Items →

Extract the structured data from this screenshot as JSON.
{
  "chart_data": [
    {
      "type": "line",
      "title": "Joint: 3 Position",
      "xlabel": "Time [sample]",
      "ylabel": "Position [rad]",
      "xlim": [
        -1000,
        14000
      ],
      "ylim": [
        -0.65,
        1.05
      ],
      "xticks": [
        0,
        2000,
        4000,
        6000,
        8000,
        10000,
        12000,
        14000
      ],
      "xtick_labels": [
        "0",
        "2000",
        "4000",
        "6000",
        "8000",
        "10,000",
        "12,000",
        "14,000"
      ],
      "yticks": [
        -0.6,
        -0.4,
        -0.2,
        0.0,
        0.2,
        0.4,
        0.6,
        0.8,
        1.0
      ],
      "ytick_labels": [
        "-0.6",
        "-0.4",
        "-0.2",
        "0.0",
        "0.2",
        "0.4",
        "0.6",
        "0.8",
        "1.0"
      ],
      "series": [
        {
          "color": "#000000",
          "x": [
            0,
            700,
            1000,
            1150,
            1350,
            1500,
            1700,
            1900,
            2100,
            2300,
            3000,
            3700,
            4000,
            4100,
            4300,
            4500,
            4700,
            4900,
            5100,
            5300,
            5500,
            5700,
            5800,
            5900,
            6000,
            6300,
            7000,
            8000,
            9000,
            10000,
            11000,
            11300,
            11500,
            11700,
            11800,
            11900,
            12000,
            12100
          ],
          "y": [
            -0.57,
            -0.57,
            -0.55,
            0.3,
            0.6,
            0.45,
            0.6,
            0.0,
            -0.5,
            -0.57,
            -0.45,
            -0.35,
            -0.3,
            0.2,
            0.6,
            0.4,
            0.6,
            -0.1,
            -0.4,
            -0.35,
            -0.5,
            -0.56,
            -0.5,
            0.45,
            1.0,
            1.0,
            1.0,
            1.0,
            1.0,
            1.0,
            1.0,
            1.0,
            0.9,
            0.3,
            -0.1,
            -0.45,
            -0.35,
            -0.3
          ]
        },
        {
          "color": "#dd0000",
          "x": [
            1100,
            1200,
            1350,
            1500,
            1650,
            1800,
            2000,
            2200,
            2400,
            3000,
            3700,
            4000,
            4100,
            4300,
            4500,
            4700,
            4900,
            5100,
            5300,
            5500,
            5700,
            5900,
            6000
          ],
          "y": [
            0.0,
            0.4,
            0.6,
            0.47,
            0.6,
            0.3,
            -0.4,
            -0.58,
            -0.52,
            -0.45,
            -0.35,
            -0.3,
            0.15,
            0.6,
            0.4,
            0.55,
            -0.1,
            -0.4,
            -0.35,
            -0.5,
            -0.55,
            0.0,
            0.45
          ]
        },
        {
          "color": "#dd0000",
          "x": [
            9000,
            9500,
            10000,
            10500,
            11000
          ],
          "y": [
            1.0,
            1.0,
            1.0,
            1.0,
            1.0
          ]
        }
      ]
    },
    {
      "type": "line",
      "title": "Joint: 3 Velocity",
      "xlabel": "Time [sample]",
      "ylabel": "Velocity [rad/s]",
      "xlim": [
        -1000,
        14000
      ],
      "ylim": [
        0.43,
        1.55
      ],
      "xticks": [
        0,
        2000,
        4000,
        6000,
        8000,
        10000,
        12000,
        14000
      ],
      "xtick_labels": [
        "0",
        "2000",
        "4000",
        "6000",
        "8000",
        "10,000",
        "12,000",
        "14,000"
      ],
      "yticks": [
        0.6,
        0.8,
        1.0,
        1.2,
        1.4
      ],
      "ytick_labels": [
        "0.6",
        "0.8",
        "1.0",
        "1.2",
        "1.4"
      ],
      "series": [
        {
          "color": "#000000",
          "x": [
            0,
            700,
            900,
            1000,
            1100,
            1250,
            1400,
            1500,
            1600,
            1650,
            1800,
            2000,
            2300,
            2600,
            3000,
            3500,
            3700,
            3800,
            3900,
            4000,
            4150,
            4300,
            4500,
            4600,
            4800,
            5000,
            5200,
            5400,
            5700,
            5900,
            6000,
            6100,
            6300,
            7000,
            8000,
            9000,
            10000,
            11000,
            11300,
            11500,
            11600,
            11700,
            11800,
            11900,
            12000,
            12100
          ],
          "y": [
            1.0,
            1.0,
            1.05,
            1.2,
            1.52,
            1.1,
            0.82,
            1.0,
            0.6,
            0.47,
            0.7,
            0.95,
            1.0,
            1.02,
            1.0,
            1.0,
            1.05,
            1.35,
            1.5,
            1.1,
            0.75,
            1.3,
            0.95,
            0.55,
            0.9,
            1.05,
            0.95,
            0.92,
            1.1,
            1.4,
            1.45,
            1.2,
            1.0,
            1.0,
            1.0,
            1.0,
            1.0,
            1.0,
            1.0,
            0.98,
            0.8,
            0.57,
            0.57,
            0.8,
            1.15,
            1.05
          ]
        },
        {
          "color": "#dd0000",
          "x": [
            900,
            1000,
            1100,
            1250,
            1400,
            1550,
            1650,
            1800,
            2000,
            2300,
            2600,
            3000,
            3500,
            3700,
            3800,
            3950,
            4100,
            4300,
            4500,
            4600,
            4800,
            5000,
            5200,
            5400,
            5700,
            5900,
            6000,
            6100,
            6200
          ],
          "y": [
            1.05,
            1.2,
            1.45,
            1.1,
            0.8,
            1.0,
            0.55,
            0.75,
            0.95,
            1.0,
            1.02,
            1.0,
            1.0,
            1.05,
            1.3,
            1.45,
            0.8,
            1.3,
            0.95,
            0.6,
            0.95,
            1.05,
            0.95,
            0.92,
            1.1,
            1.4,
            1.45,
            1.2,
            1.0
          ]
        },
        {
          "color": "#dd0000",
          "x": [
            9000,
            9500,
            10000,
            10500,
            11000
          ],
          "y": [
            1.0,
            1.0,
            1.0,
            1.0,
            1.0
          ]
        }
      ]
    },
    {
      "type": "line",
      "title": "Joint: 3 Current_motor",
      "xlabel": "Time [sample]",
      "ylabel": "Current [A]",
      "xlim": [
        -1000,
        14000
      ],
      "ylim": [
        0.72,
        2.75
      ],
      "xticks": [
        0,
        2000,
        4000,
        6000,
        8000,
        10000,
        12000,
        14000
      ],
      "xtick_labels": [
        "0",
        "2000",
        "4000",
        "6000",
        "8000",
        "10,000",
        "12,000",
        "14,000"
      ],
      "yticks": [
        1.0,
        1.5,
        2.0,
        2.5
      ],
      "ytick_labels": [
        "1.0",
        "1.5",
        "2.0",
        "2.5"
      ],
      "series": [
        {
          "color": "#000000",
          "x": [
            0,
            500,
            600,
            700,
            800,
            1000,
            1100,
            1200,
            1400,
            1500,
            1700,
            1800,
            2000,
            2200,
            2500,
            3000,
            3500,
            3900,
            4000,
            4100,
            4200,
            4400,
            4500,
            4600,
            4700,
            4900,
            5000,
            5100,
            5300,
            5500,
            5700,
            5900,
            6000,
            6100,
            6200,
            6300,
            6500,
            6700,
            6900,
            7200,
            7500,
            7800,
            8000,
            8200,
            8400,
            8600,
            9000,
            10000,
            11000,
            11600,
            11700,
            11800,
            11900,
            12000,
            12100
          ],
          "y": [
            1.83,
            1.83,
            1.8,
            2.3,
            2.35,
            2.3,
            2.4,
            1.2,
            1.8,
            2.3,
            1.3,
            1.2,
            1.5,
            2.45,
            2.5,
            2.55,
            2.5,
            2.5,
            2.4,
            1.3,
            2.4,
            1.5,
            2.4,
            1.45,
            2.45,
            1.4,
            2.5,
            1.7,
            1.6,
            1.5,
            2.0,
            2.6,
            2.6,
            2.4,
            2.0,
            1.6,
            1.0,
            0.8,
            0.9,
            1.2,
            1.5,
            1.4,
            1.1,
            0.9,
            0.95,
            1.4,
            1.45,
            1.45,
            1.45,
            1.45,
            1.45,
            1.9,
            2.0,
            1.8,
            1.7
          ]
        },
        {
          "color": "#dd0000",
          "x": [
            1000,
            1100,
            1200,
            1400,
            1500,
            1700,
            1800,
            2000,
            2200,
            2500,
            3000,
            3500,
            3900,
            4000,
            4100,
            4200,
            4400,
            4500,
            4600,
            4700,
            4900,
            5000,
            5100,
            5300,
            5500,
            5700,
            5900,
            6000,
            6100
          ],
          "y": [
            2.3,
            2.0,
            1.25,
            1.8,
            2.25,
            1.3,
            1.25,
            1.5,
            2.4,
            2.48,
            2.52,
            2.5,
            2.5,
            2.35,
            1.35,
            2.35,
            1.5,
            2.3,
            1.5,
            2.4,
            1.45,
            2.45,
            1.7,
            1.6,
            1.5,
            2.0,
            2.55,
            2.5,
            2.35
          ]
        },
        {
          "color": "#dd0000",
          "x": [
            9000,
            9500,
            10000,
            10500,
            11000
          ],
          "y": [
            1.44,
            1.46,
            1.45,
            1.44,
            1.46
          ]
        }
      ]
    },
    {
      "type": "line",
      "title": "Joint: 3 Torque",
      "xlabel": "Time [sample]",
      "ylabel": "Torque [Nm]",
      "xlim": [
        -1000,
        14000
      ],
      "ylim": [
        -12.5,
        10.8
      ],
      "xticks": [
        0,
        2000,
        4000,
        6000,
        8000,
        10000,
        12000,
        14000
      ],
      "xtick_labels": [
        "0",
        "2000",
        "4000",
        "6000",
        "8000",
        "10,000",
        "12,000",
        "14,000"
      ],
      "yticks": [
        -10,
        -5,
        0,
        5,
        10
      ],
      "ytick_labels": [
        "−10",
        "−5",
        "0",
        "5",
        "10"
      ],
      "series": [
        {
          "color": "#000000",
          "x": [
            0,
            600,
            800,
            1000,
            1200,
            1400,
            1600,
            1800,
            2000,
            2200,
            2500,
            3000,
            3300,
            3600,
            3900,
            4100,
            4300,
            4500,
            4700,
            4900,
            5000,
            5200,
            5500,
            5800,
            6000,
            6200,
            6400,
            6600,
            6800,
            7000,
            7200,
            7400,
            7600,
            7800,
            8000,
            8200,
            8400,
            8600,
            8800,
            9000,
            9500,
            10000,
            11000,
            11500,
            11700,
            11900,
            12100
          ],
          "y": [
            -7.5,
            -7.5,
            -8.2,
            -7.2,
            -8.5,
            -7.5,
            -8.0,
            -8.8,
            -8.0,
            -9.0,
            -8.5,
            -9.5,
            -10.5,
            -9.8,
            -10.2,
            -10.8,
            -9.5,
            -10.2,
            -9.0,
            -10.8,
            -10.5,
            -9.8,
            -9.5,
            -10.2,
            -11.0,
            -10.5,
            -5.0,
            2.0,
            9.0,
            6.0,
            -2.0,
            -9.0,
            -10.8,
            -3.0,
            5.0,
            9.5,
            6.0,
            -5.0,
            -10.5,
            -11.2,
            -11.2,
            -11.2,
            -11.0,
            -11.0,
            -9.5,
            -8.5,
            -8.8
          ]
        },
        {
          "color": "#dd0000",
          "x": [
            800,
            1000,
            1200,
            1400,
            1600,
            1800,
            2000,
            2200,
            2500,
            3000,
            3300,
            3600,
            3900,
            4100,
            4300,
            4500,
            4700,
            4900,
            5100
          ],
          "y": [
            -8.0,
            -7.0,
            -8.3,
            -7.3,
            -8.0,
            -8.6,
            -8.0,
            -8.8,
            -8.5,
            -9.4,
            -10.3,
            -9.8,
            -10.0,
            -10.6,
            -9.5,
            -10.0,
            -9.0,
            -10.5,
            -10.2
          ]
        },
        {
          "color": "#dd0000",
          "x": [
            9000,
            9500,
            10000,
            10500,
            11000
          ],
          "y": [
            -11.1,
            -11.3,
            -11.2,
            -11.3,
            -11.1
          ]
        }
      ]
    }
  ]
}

Requirement → In the entries above, find lines with "ylabel" and copy each.

Exercise response →
      "ylabel": "Position [rad]",
      "ylabel": "Velocity [rad/s]",
      "ylabel": "Current [A]",
      "ylabel": "Torque [Nm]",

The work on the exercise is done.